↓

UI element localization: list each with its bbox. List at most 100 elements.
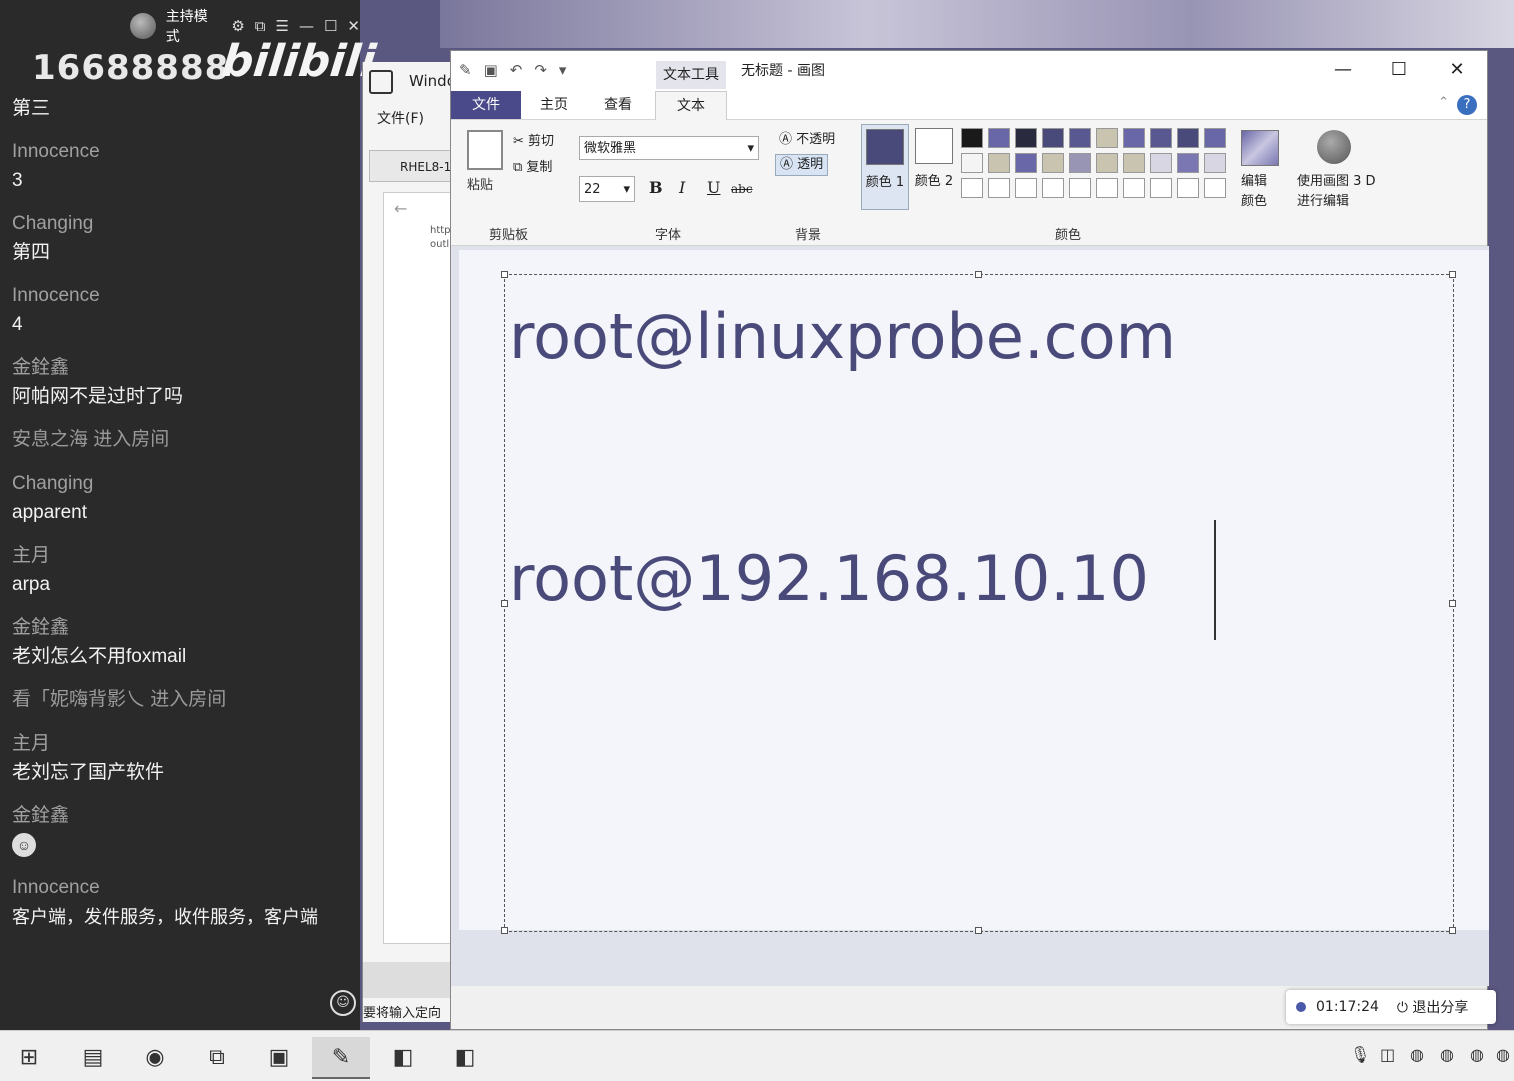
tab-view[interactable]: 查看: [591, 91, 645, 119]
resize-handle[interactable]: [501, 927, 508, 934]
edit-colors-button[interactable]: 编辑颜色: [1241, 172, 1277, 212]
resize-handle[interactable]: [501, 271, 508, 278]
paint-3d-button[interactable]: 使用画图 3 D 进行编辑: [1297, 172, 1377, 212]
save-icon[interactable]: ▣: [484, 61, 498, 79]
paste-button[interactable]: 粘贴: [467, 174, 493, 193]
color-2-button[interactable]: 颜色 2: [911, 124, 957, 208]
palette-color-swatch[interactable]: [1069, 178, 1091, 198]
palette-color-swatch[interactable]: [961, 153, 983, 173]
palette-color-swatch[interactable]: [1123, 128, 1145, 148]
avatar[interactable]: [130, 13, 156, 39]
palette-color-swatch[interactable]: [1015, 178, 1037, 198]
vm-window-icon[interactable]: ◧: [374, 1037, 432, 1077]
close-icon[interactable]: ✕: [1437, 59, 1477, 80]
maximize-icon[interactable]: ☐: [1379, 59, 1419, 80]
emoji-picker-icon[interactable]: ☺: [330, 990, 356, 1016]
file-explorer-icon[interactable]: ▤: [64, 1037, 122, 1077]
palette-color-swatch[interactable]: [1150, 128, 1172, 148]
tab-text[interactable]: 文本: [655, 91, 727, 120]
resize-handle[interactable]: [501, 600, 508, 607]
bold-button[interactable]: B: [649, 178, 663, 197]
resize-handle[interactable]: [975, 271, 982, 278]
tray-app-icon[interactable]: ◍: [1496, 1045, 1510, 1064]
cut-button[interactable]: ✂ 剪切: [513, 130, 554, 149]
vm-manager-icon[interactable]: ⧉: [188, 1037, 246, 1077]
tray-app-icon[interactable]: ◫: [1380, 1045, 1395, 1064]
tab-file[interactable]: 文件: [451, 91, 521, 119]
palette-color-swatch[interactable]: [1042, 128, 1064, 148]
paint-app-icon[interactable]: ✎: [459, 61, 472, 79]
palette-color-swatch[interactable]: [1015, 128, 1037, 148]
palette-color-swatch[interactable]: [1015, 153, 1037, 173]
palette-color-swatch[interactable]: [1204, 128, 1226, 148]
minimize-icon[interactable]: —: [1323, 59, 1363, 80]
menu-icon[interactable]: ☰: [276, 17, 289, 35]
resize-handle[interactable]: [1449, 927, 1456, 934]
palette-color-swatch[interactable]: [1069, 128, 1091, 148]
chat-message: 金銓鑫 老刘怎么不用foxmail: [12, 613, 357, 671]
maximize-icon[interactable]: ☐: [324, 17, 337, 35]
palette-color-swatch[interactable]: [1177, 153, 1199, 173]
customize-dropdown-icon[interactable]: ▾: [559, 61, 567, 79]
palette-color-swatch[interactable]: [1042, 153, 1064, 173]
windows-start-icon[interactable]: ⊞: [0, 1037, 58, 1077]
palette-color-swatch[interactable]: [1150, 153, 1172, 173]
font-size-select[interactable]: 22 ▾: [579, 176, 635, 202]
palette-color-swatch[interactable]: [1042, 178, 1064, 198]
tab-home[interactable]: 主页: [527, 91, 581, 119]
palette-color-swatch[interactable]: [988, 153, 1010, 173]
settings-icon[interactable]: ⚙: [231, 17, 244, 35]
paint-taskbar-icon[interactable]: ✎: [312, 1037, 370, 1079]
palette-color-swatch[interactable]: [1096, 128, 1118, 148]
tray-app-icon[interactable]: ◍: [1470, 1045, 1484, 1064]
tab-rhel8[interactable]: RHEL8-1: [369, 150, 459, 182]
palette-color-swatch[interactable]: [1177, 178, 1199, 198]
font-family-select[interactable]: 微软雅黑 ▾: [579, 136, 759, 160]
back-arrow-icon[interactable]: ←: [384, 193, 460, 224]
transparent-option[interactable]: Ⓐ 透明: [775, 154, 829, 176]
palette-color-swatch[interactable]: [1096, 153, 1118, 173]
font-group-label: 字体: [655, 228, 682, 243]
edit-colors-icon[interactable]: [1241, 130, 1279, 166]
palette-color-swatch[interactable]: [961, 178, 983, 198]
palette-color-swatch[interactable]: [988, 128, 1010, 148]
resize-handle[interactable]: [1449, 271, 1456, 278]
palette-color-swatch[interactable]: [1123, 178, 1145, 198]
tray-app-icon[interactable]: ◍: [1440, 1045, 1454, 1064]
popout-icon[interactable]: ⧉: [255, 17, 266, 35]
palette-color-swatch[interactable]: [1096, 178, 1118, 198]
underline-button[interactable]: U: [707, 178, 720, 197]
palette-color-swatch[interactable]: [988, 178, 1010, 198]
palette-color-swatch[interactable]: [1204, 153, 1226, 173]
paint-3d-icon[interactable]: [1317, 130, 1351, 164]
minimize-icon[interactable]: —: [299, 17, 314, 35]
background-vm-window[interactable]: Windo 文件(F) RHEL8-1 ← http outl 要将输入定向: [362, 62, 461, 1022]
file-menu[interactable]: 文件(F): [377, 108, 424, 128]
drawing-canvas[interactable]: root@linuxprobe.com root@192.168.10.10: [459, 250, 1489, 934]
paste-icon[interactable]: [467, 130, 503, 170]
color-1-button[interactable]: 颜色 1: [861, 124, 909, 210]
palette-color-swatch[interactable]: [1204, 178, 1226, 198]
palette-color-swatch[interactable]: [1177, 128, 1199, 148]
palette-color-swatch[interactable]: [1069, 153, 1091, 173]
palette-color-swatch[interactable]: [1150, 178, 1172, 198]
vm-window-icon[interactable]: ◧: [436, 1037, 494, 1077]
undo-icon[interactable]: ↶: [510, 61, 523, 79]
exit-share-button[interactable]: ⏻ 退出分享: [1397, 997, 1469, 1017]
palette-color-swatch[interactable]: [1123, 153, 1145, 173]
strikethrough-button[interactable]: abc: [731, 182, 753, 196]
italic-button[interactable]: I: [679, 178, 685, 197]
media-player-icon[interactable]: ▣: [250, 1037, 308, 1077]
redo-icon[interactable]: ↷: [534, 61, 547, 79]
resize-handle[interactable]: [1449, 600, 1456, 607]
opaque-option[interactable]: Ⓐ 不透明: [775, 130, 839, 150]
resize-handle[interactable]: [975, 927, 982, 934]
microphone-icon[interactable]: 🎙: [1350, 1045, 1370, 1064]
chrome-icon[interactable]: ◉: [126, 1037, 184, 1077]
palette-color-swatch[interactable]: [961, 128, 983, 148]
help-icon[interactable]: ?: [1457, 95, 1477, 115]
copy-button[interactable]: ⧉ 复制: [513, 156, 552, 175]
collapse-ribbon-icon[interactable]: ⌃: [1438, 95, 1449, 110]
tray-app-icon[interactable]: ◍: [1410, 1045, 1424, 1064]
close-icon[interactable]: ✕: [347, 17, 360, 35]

↑

Request => Reproduce everything from the line containing "tab-view[interactable]: 查看: [591, 91, 645, 119]" down to the line containing "palette-color-swatch[interactable]: [1069, 178, 1091, 198]", substituting "drag-handle" for "resize-handle" and leaving all else unchanged.

Complete answer =>
tab-view[interactable]: 查看: [591, 91, 645, 119]
drag-handle[interactable]: [501, 927, 508, 934]
edit-colors-button[interactable]: 编辑颜色: [1241, 172, 1277, 212]
drag-handle[interactable]: [501, 271, 508, 278]
paint-3d-button[interactable]: 使用画图 3 D 进行编辑: [1297, 172, 1377, 212]
save-icon[interactable]: ▣: [484, 61, 498, 79]
paste-button[interactable]: 粘贴: [467, 174, 493, 193]
color-2-button[interactable]: 颜色 2: [911, 124, 957, 208]
palette-color-swatch[interactable]: [1069, 178, 1091, 198]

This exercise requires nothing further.